- _Exercise requirements_: The records are to be reproduced verbatim.

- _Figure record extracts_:
====

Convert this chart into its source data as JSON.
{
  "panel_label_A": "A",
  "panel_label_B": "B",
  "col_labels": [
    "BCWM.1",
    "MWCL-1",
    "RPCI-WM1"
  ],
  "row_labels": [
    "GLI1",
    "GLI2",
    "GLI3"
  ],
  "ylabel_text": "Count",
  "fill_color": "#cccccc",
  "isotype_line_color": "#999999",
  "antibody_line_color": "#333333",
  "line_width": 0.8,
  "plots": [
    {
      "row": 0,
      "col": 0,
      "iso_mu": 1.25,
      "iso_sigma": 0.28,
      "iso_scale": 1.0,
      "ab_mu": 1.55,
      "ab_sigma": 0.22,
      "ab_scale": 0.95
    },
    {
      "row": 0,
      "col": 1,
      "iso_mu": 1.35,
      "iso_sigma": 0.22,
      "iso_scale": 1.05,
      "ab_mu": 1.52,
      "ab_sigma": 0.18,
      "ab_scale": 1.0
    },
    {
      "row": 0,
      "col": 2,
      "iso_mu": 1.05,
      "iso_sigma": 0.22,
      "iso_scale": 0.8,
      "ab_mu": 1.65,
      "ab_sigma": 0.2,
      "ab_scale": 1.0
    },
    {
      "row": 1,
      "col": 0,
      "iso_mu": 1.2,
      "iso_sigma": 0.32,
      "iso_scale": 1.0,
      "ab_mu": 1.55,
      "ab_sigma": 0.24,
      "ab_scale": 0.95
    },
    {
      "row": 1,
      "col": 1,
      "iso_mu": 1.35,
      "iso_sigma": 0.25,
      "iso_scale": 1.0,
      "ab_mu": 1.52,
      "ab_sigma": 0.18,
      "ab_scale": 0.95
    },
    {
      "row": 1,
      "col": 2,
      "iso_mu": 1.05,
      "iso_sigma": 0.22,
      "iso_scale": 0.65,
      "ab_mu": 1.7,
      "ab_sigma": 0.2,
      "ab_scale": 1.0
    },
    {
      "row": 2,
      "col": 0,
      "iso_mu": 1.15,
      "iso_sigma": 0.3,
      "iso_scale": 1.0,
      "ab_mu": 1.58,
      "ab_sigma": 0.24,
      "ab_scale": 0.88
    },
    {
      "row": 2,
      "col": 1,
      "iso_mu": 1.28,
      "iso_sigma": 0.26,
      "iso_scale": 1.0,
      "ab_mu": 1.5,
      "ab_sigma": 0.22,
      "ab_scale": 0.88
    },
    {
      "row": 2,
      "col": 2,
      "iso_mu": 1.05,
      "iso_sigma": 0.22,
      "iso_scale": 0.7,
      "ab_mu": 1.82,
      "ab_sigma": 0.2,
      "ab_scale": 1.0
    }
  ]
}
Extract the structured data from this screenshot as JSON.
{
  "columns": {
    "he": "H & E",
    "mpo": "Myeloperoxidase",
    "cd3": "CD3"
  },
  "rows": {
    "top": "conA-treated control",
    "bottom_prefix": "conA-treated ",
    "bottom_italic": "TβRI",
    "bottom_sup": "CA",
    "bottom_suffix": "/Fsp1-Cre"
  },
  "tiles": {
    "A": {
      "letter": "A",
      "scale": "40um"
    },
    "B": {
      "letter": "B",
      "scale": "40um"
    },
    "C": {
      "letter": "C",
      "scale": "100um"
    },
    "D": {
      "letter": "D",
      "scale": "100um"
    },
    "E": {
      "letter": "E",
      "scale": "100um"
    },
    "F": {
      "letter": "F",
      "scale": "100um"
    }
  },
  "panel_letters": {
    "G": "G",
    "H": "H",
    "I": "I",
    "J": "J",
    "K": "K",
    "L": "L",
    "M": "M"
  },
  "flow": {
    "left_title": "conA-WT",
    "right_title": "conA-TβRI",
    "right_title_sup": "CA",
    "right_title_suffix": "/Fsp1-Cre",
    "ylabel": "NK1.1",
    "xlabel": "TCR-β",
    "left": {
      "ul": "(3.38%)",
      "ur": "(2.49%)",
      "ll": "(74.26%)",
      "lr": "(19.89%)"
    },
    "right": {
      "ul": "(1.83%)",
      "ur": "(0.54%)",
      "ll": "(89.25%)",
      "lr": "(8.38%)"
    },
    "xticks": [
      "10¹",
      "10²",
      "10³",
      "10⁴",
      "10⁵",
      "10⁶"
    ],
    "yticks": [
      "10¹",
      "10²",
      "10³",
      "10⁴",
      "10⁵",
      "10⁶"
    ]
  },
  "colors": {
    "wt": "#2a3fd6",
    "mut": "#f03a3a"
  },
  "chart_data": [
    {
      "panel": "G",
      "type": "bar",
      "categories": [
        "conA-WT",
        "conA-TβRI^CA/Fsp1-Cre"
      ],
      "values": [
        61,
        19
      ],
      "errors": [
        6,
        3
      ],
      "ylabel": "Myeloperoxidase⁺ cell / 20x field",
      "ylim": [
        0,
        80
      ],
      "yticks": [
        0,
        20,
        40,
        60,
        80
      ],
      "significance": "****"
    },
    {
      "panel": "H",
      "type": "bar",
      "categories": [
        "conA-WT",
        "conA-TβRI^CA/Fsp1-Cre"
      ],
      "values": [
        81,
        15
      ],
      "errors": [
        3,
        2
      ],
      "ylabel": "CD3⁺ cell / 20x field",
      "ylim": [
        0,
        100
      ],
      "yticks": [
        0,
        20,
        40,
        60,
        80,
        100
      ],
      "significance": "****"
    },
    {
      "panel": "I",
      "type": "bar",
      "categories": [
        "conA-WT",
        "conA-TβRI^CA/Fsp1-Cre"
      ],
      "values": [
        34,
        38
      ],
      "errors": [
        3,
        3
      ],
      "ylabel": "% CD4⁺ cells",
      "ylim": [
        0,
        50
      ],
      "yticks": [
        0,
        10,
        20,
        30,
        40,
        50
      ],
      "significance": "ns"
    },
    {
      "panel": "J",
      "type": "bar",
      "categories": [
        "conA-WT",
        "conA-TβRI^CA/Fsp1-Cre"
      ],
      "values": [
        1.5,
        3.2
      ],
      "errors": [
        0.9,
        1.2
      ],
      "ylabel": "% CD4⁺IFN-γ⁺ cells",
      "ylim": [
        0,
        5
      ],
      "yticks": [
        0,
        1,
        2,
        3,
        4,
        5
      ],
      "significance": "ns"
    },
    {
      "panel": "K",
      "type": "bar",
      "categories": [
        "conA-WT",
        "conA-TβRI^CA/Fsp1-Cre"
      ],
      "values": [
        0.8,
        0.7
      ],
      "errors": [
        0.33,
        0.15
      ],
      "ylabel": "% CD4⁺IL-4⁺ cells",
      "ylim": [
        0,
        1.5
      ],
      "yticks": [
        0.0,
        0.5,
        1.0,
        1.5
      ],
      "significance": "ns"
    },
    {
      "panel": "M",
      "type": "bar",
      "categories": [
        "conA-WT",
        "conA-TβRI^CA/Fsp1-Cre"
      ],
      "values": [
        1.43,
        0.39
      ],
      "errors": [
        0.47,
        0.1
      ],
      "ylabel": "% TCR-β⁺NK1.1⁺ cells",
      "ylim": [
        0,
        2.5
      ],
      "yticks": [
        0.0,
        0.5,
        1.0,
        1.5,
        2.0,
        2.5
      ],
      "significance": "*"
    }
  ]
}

====

- _Output for this exercise_:
Convert this chart into its source data as JSON.
{
  "panel_label_A": "A",
  "panel_label_B": "B",
  "col_labels": [
    "BCWM.1",
    "MWCL-1",
    "RPCI-WM1"
  ],
  "row_labels": [
    "GLI1",
    "GLI2",
    "GLI3"
  ],
  "ylabel_text": "Count",
  "fill_color": "#cccccc",
  "isotype_line_color": "#999999",
  "antibody_line_color": "#333333",
  "line_width": 0.8,
  "plots": [
    {
      "row": 0,
      "col": 0,
      "iso_mu": 1.25,
      "iso_sigma": 0.28,
      "iso_scale": 1.0,
      "ab_mu": 1.55,
      "ab_sigma": 0.22,
      "ab_scale": 0.95
    },
    {
      "row": 0,
      "col": 1,
      "iso_mu": 1.35,
      "iso_sigma": 0.22,
      "iso_scale": 1.05,
      "ab_mu": 1.52,
      "ab_sigma": 0.18,
      "ab_scale": 1.0
    },
    {
      "row": 0,
      "col": 2,
      "iso_mu": 1.05,
      "iso_sigma": 0.22,
      "iso_scale": 0.8,
      "ab_mu": 1.65,
      "ab_sigma": 0.2,
      "ab_scale": 1.0
    },
    {
      "row": 1,
      "col": 0,
      "iso_mu": 1.2,
      "iso_sigma": 0.32,
      "iso_scale": 1.0,
      "ab_mu": 1.55,
      "ab_sigma": 0.24,
      "ab_scale": 0.95
    },
    {
      "row": 1,
      "col": 1,
      "iso_mu": 1.35,
      "iso_sigma": 0.25,
      "iso_scale": 1.0,
      "ab_mu": 1.52,
      "ab_sigma": 0.18,
      "ab_scale": 0.95
    },
    {
      "row": 1,
      "col": 2,
      "iso_mu": 1.05,
      "iso_sigma": 0.22,
      "iso_scale": 0.65,
      "ab_mu": 1.7,
      "ab_sigma": 0.2,
      "ab_scale": 1.0
    },
    {
      "row": 2,
      "col": 0,
      "iso_mu": 1.15,
      "iso_sigma": 0.3,
      "iso_scale": 1.0,
      "ab_mu": 1.58,
      "ab_sigma": 0.24,
      "ab_scale": 0.88
    },
    {
      "row": 2,
      "col": 1,
      "iso_mu": 1.28,
      "iso_sigma": 0.26,
      "iso_scale": 1.0,
      "ab_mu": 1.5,
      "ab_sigma": 0.22,
      "ab_scale": 0.88
    },
    {
      "row": 2,
      "col": 2,
      "iso_mu": 1.05,
      "iso_sigma": 0.22,
      "iso_scale": 0.7,
      "ab_mu": 1.82,
      "ab_sigma": 0.2,
      "ab_scale": 1.0
    }
  ]
}
Extract the structured data from this screenshot as JSON.
{
  "columns": {
    "he": "H & E",
    "mpo": "Myeloperoxidase",
    "cd3": "CD3"
  },
  "rows": {
    "top": "conA-treated control",
    "bottom_prefix": "conA-treated ",
    "bottom_italic": "TβRI",
    "bottom_sup": "CA",
    "bottom_suffix": "/Fsp1-Cre"
  },
  "tiles": {
    "A": {
      "letter": "A",
      "scale": "40um"
    },
    "B": {
      "letter": "B",
      "scale": "40um"
    },
    "C": {
      "letter": "C",
      "scale": "100um"
    },
    "D": {
      "letter": "D",
      "scale": "100um"
    },
    "E": {
      "letter": "E",
      "scale": "100um"
    },
    "F": {
      "letter": "F",
      "scale": "100um"
    }
  },
  "panel_letters": {
    "G": "G",
    "H": "H",
    "I": "I",
    "J": "J",
    "K": "K",
    "L": "L",
    "M": "M"
  },
  "flow": {
    "left_title": "conA-WT",
    "right_title": "conA-TβRI",
    "right_title_sup": "CA",
    "right_title_suffix": "/Fsp1-Cre",
    "ylabel": "NK1.1",
    "xlabel": "TCR-β",
    "left": {
      "ul": "(3.38%)",
      "ur": "(2.49%)",
      "ll": "(74.26%)",
      "lr": "(19.89%)"
    },
    "right": {
      "ul": "(1.83%)",
      "ur": "(0.54%)",
      "ll": "(89.25%)",
      "lr": "(8.38%)"
    },
    "xticks": [
      "10¹",
      "10²",
      "10³",
      "10⁴",
      "10⁵",
      "10⁶"
    ],
    "yticks": [
      "10¹",
      "10²",
      "10³",
      "10⁴",
      "10⁵",
      "10⁶"
    ]
  },
  "colors": {
    "wt": "#2a3fd6",
    "mut": "#f03a3a"
  },
  "chart_data": [
    {
      "panel": "G",
      "type": "bar",
      "categories": [
        "conA-WT",
        "conA-TβRI^CA/Fsp1-Cre"
      ],
      "values": [
        61,
        19
      ],
      "errors": [
        6,
        3
      ],
      "ylabel": "Myeloperoxidase⁺ cell / 20x field",
      "ylim": [
        0,
        80
      ],
      "yticks": [
        0,
        20,
        40,
        60,
        80
      ],
      "significance": "****"
    },
    {
      "panel": "H",
      "type": "bar",
      "categories": [
        "conA-WT",
        "conA-TβRI^CA/Fsp1-Cre"
      ],
      "values": [
        81,
        15
      ],
      "errors": [
        3,
        2
      ],
      "ylabel": "CD3⁺ cell / 20x field",
      "ylim": [
        0,
        100
      ],
      "yticks": [
        0,
        20,
        40,
        60,
        80,
        100
      ],
      "significance": "****"
    },
    {
      "panel": "I",
      "type": "bar",
      "categories": [
        "conA-WT",
        "conA-TβRI^CA/Fsp1-Cre"
      ],
      "values": [
        34,
        38
      ],
      "errors": [
        3,
        3
      ],
      "ylabel": "% CD4⁺ cells",
      "ylim": [
        0,
        50
      ],
      "yticks": [
        0,
        10,
        20,
        30,
        40,
        50
      ],
      "significance": "ns"
    },
    {
      "panel": "J",
      "type": "bar",
      "categories": [
        "conA-WT",
        "conA-TβRI^CA/Fsp1-Cre"
      ],
      "values": [
        1.5,
        3.2
      ],
      "errors": [
        0.9,
        1.2
      ],
      "ylabel": "% CD4⁺IFN-γ⁺ cells",
      "ylim": [
        0,
        5
      ],
      "yticks": [
        0,
        1,
        2,
        3,
        4,
        5
      ],
      "significance": "ns"
    },
    {
      "panel": "K",
      "type": "bar",
      "categories": [
        "conA-WT",
        "conA-TβRI^CA/Fsp1-Cre"
      ],
      "values": [
        0.8,
        0.7
      ],
      "errors": [
        0.33,
        0.15
      ],
      "ylabel": "% CD4⁺IL-4⁺ cells",
      "ylim": [
        0,
        1.5
      ],
      "yticks": [
        0.0,
        0.5,
        1.0,
        1.5
      ],
      "significance": "ns"
    },
    {
      "panel": "M",
      "type": "bar",
      "categories": [
        "conA-WT",
        "conA-TβRI^CA/Fsp1-Cre"
      ],
      "values": [
        1.43,
        0.39
      ],
      "errors": [
        0.47,
        0.1
      ],
      "ylabel": "% TCR-β⁺NK1.1⁺ cells",
      "ylim": [
        0,
        2.5
      ],
      "yticks": [
        0.0,
        0.5,
        1.0,
        1.5,
        2.0,
        2.5
      ],
      "significance": "*"
    }
  ]
}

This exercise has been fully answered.